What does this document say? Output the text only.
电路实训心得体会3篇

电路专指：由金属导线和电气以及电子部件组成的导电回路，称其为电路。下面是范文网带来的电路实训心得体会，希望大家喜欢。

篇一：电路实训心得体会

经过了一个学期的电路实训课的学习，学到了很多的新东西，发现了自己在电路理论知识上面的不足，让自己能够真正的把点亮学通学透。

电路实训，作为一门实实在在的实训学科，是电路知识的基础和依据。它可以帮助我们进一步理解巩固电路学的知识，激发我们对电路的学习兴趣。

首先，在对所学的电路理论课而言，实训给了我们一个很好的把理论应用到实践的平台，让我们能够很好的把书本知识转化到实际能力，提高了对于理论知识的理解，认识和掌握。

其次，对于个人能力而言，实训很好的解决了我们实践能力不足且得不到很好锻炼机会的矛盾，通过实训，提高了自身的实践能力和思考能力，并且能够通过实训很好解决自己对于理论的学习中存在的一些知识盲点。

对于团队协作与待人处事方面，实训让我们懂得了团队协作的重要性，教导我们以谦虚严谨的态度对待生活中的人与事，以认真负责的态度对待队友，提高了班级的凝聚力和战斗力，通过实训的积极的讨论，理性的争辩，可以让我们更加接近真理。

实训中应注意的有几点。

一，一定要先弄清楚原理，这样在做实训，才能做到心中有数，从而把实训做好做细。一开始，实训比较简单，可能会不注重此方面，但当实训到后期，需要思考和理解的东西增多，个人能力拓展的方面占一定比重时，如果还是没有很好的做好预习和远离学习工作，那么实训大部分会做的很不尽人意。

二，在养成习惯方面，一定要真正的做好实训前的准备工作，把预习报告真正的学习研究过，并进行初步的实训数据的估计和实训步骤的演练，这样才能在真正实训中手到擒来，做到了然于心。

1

——————

Your objective
Your task is to print the whole listing again exactly.

Exercise result
What does this document say? Output the text only.
电路实训心得体会3篇

电路专指：由金属导线和电气以及电子部件组成的导电回路，称其为电路。下面是范文网带来的电路实训心得体会，希望大家喜欢。

篇一：电路实训心得体会

经过了一个学期的电路实训课的学习，学到了很多的新东西，发现了自己在电路理论知识上面的不足，让自己能够真正的把点亮学通学透。

电路实训，作为一门实实在在的实训学科，是电路知识的基础和依据。它可以帮助我们进一步理解巩固电路学的知识，激发我们对电路的学习兴趣。

首先，在对所学的电路理论课而言，实训给了我们一个很好的把理论应用到实践的平台，让我们能够很好的把书本知识转化到实际能力，提高了对于理论知识的理解，认识和掌握。

其次，对于个人能力而言，实训很好的解决了我们实践能力不足且得不到很好锻炼机会的矛盾，通过实训，提高了自身的实践能力和思考能力，并且能够通过实训很好解决自己对于理论的学习中存在的一些知识盲点。

对于团队协作与待人处事方面，实训让我们懂得了团队协作的重要性，教导我们以谦虚严谨的态度对待生活中的人与事，以认真负责的态度对待队友，提高了班级的凝聚力和战斗力，通过实训的积极的讨论，理性的争辩，可以让我们更加接近真理。

实训中应注意的有几点。

一，一定要先弄清楚原理，这样在做实训，才能做到心中有数，从而把实训做好做细。一开始，实训比较简单，可能会不注重此方面，但当实训到后期，需要思考和理解的东西增多，个人能力拓展的方面占一定比重时，如果还是没有很好的做好预习和远离学习工作，那么实训大部分会做的很不尽人意。

二，在养成习惯方面，一定要真正的做好实训前的准备工作，把预习报告真正的学习研究过，并进行初步的实训数据的估计和实训步骤的演练，这样才能在真正实训中手到擒来，做到了然于心。

1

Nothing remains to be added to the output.